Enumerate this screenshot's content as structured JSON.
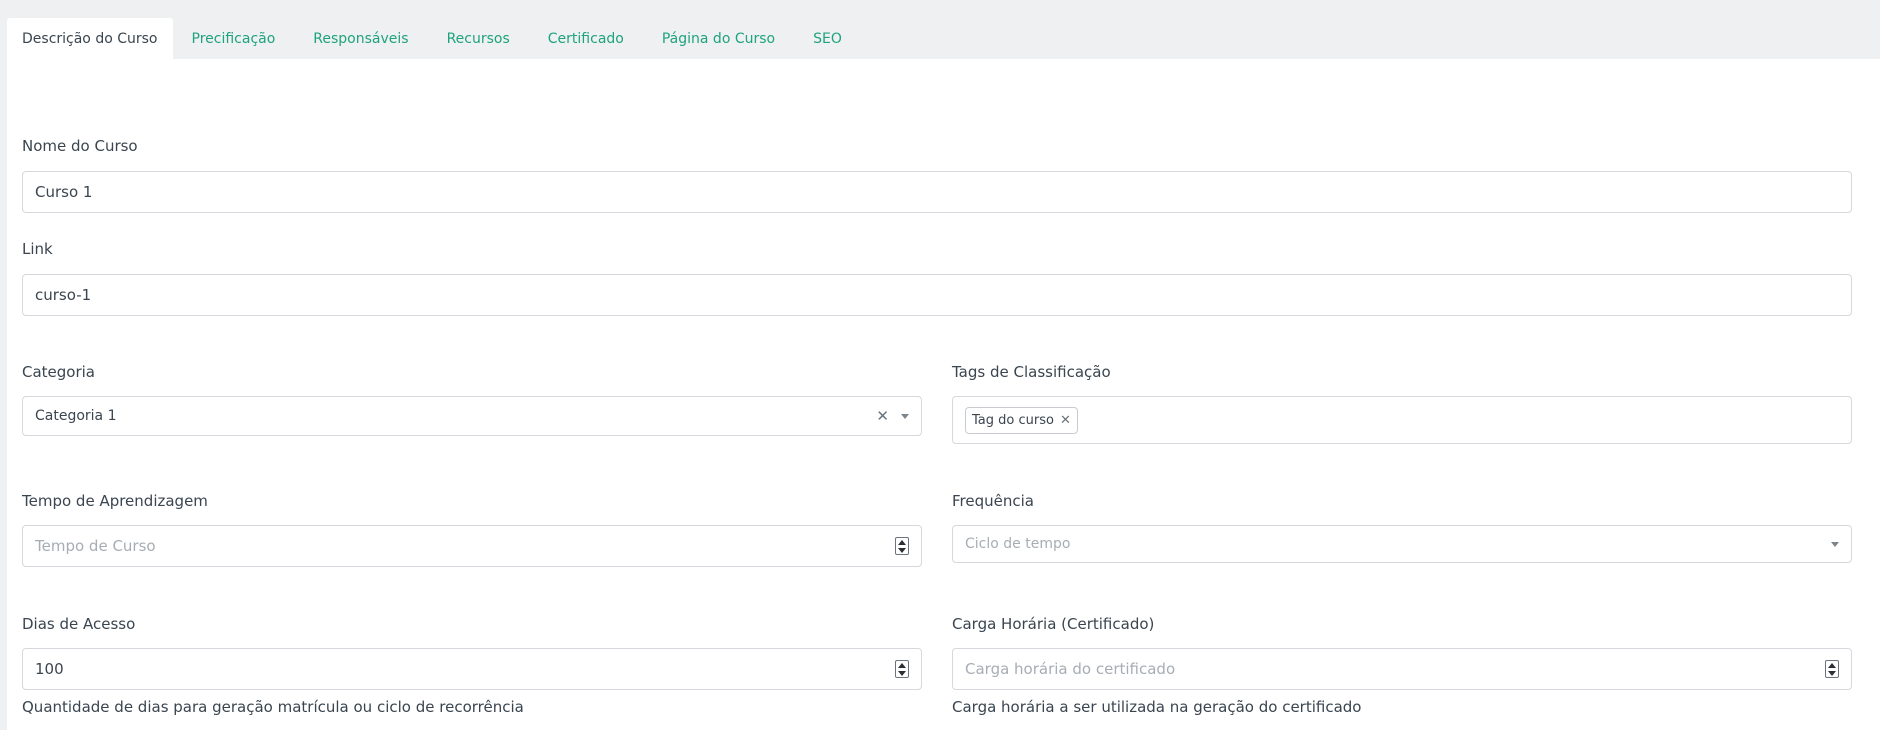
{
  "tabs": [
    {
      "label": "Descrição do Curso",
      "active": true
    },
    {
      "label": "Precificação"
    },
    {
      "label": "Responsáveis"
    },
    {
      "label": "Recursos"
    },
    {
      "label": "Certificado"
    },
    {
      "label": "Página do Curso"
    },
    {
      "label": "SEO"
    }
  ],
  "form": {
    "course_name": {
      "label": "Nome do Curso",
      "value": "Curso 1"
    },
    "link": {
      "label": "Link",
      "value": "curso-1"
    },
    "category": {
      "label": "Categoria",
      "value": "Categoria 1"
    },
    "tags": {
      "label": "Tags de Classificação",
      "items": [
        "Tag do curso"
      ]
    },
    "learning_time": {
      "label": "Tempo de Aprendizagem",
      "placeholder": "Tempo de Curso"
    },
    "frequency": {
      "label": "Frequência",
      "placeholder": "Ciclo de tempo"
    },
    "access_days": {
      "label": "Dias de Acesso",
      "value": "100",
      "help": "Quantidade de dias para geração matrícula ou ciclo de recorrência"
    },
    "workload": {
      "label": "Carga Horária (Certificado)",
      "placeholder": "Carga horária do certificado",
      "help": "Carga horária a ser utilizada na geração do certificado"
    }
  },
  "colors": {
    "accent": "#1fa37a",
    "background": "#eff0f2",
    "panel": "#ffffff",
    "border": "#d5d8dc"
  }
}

━━━━━━━━

_AIM_.
Quote each record exactly as it stands, minus the pictures.

_RESULT BELOW_.
Enumerate this screenshot's content as structured JSON.
{
  "tabs": [
    {
      "label": "Descrição do Curso",
      "active": true
    },
    {
      "label": "Precificação"
    },
    {
      "label": "Responsáveis"
    },
    {
      "label": "Recursos"
    },
    {
      "label": "Certificado"
    },
    {
      "label": "Página do Curso"
    },
    {
      "label": "SEO"
    }
  ],
  "form": {
    "course_name": {
      "label": "Nome do Curso",
      "value": "Curso 1"
    },
    "link": {
      "label": "Link",
      "value": "curso-1"
    },
    "category": {
      "label": "Categoria",
      "value": "Categoria 1"
    },
    "tags": {
      "label": "Tags de Classificação",
      "items": [
        "Tag do curso"
      ]
    },
    "learning_time": {
      "label": "Tempo de Aprendizagem",
      "placeholder": "Tempo de Curso"
    },
    "frequency": {
      "label": "Frequência",
      "placeholder": "Ciclo de tempo"
    },
    "access_days": {
      "label": "Dias de Acesso",
      "value": "100",
      "help": "Quantidade de dias para geração matrícula ou ciclo de recorrência"
    },
    "workload": {
      "label": "Carga Horária (Certificado)",
      "placeholder": "Carga horária do certificado",
      "help": "Carga horária a ser utilizada na geração do certificado"
    }
  },
  "colors": {
    "accent": "#1fa37a",
    "background": "#eff0f2",
    "panel": "#ffffff",
    "border": "#d5d8dc"
  }
}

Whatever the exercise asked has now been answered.